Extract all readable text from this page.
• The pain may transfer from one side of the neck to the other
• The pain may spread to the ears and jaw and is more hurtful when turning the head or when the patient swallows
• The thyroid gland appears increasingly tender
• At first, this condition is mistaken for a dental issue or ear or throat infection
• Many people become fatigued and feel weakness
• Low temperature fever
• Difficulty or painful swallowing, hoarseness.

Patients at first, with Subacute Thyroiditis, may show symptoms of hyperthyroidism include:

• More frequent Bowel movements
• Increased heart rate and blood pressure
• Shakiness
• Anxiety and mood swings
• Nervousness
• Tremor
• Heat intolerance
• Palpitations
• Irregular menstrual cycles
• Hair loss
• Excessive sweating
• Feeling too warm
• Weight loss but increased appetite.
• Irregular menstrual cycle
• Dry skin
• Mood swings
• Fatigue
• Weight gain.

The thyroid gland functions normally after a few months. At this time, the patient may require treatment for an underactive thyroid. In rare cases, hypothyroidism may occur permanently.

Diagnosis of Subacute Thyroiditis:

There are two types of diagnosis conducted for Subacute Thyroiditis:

□ □ □ □ □ □ □

▶ WHAT THE TASK REQUIRES
Each line above needs to be repeated exactly, with nothing omitted.

▶ EXERCISE RESPONSE
Extract all readable text from this page.
• The pain may transfer from one side of the neck to the other
• The pain may spread to the ears and jaw and is more hurtful when turning the head or when the patient swallows
• The thyroid gland appears increasingly tender
• At first, this condition is mistaken for a dental issue or ear or throat infection
• Many people become fatigued and feel weakness
• Low temperature fever
• Difficulty or painful swallowing, hoarseness.

Patients at first, with Subacute Thyroiditis, may show symptoms of hyperthyroidism include:

• More frequent Bowel movements
• Increased heart rate and blood pressure
• Shakiness
• Anxiety and mood swings
• Nervousness
• Tremor
• Heat intolerance
• Palpitations
• Irregular menstrual cycles
• Hair loss
• Excessive sweating
• Feeling too warm
• Weight loss but increased appetite.
• Irregular menstrual cycle
• Dry skin
• Mood swings
• Fatigue
• Weight gain.

The thyroid gland functions normally after a few months. At this time, the patient may require treatment for an underactive thyroid. In rare cases, hypothyroidism may occur permanently.

Diagnosis of Subacute Thyroiditis:

There are two types of diagnosis conducted for Subacute Thyroiditis:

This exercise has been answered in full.